▶ **TO DO**
Go through the records and show each line where the word "this" occurs.

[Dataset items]
★ ★ ★ ★
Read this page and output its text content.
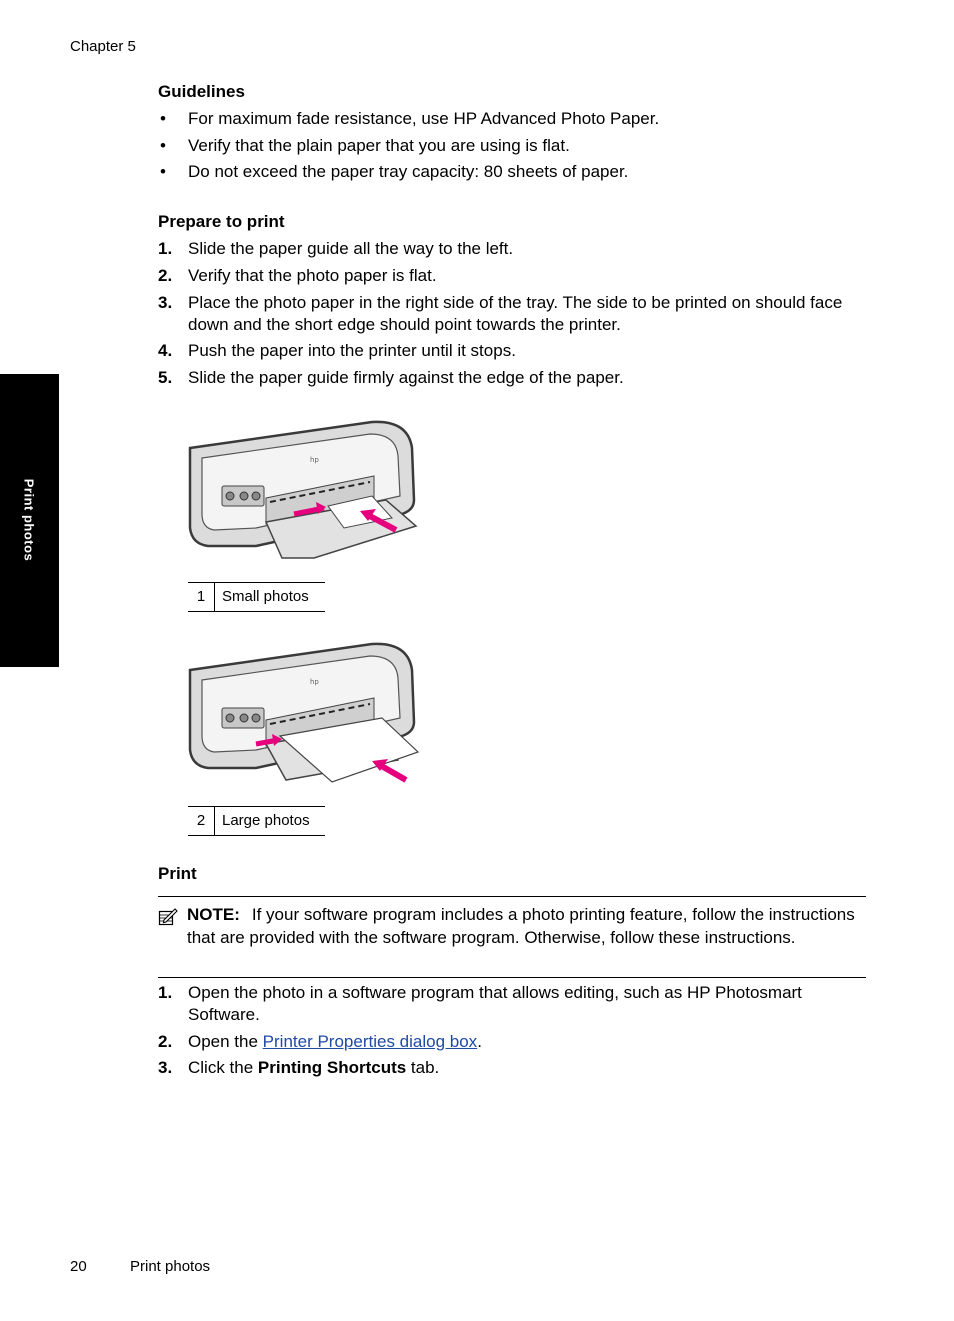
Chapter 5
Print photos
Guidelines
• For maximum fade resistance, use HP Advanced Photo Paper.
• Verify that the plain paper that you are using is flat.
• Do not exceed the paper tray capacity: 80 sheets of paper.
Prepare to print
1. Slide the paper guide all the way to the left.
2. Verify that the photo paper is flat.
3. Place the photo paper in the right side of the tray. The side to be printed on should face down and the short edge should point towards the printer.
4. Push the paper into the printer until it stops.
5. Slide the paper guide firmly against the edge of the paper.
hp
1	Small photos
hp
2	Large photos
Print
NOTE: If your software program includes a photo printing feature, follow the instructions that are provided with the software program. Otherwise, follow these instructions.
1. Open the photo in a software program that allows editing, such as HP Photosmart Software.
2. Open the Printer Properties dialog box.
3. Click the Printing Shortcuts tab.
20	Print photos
★ ★ ★ ★
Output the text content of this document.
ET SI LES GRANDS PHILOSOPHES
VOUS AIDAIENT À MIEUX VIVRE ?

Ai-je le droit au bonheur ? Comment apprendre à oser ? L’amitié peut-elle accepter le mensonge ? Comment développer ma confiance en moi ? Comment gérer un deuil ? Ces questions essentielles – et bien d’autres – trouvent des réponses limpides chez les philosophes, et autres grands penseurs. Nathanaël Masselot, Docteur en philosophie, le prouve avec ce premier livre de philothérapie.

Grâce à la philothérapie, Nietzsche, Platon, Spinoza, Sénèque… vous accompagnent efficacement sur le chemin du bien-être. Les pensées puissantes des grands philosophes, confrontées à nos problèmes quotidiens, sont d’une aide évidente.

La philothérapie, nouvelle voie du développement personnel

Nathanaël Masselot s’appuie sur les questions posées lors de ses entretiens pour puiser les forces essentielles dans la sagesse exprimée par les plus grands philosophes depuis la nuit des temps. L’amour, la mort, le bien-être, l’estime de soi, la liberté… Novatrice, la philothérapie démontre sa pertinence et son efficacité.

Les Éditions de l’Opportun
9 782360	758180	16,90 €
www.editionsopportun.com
★ ★ ★ ★
▶ **RESPONSE**
Read this page and output its text content.
Output the text content of this document.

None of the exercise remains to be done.